▶ [Task] Copy each line that has the string "Lembaran" somewhere in it.

---------- Recorded data

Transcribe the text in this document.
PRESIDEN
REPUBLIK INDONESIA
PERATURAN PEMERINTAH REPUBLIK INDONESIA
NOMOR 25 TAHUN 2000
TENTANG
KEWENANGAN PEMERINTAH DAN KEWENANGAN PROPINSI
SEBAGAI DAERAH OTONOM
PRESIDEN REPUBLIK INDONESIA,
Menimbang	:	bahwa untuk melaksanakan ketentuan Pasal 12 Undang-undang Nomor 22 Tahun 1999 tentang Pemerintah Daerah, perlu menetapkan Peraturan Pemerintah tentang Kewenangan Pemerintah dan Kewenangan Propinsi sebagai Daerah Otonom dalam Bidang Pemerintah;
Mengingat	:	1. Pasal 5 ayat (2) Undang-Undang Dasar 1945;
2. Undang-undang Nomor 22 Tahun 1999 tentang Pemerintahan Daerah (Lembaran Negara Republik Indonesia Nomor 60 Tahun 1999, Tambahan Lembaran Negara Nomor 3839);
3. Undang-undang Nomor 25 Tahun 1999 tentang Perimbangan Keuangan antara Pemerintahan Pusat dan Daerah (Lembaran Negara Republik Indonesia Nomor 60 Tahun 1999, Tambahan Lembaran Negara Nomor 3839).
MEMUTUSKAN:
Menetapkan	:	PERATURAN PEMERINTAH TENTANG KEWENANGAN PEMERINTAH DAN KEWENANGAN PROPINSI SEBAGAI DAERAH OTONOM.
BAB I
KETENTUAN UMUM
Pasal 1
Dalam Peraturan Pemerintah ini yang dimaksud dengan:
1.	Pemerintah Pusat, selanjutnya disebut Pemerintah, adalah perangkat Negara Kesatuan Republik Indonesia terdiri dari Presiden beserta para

--------------------
---------- Recorded data

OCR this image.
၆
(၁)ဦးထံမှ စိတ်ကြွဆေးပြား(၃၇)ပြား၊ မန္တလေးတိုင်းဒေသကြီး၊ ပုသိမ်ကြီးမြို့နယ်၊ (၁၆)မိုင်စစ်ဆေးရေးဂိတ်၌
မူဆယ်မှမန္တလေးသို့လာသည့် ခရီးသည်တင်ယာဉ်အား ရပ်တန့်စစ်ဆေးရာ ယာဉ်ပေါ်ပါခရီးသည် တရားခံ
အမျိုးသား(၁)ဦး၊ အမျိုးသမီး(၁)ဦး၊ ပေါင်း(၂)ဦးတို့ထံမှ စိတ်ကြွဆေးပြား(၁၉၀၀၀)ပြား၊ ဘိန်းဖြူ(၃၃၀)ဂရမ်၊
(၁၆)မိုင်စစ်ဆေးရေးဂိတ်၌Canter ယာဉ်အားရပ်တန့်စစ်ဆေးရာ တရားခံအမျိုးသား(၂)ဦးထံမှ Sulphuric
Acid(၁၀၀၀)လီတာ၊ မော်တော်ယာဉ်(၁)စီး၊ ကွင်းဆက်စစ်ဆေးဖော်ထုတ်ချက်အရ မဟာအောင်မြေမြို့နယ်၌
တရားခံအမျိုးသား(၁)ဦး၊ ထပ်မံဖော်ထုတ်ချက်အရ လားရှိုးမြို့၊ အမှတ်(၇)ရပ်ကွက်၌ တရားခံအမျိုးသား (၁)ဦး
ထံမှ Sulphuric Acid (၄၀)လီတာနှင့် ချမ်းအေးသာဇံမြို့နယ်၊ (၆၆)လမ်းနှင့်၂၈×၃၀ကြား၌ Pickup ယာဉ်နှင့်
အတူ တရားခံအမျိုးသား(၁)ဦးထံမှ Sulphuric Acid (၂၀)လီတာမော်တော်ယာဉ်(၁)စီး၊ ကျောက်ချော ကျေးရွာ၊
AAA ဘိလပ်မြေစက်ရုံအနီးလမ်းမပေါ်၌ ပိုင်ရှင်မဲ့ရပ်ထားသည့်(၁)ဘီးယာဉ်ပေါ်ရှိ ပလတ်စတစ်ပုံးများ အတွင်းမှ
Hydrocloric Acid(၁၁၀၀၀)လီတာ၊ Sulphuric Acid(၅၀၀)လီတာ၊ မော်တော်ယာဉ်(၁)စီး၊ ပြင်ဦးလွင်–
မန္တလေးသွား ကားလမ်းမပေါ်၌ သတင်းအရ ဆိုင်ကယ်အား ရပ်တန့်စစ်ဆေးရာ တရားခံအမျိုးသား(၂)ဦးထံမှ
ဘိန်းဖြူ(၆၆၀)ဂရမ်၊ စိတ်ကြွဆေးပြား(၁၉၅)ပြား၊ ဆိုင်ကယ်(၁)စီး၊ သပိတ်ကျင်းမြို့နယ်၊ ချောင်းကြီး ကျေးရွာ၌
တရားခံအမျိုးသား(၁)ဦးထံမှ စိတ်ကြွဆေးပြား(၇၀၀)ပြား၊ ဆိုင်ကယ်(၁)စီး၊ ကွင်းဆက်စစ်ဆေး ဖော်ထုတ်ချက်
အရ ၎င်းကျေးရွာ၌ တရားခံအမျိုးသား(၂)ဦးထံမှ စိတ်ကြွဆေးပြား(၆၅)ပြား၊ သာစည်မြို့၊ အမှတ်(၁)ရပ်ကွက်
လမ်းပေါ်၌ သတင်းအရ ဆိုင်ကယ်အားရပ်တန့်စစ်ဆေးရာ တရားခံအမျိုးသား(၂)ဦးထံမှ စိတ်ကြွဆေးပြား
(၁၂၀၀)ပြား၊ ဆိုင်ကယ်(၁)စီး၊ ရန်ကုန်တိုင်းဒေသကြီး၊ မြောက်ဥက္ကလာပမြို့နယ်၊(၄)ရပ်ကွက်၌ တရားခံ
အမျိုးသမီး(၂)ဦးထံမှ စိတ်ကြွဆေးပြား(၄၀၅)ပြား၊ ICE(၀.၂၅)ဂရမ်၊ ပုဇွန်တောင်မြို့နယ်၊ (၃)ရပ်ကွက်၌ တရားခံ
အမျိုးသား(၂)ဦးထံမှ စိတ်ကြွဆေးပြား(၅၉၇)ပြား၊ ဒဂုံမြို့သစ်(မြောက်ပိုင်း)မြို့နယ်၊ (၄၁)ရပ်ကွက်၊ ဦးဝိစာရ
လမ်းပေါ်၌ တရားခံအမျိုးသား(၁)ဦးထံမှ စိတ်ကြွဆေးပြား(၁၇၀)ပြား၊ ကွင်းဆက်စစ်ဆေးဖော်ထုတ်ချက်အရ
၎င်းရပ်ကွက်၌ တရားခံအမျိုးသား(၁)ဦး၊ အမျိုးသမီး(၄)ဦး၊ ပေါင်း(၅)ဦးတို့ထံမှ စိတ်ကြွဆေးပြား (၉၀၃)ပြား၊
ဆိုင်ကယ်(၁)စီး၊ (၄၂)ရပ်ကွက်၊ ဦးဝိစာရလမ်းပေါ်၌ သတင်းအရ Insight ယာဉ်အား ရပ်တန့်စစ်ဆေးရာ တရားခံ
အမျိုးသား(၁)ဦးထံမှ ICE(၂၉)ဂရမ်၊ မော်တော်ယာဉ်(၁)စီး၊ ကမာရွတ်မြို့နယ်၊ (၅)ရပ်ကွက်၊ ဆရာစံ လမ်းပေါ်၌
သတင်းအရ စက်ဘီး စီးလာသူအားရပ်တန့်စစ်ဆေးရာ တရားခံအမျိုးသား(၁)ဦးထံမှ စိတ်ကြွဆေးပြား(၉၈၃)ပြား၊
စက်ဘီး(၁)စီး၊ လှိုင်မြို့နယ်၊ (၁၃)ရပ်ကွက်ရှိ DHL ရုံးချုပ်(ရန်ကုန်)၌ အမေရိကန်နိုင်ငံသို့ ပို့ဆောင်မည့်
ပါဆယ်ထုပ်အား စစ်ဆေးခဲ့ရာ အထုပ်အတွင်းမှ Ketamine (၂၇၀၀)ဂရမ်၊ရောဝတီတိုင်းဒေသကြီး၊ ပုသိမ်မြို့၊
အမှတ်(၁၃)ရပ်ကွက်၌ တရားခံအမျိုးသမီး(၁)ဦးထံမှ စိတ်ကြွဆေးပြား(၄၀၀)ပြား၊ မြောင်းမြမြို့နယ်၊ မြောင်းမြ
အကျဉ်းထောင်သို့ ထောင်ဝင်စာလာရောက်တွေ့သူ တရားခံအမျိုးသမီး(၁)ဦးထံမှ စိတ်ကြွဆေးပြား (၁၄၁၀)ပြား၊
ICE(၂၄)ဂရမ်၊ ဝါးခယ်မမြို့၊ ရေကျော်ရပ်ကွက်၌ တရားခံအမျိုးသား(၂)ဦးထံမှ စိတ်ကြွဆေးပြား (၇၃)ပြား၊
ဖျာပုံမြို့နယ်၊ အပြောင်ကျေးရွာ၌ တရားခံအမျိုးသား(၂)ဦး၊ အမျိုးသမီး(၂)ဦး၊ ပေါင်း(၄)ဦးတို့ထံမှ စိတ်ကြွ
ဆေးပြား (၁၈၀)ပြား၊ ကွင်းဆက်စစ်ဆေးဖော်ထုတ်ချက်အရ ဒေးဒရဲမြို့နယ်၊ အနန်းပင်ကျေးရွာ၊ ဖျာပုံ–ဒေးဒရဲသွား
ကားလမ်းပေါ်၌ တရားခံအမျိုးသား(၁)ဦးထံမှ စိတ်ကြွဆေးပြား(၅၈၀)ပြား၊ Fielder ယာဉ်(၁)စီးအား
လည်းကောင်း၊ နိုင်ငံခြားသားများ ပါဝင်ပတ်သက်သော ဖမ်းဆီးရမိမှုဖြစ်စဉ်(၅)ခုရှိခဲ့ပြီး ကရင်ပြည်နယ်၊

--------------------

▶ [The completed task]
2. Undang-undang Nomor 22 Tahun 1999 tentang Pemerintahan Daerah (Lembaran Negara Republik Indonesia Nomor 60 Tahun 1999, Tambahan Lembaran Negara Nomor 3839);
3. Undang-undang Nomor 25 Tahun 1999 tentang Perimbangan Keuangan antara Pemerintahan Pusat dan Daerah (Lembaran Negara Republik Indonesia Nomor 60 Tahun 1999, Tambahan Lembaran Negara Nomor 3839).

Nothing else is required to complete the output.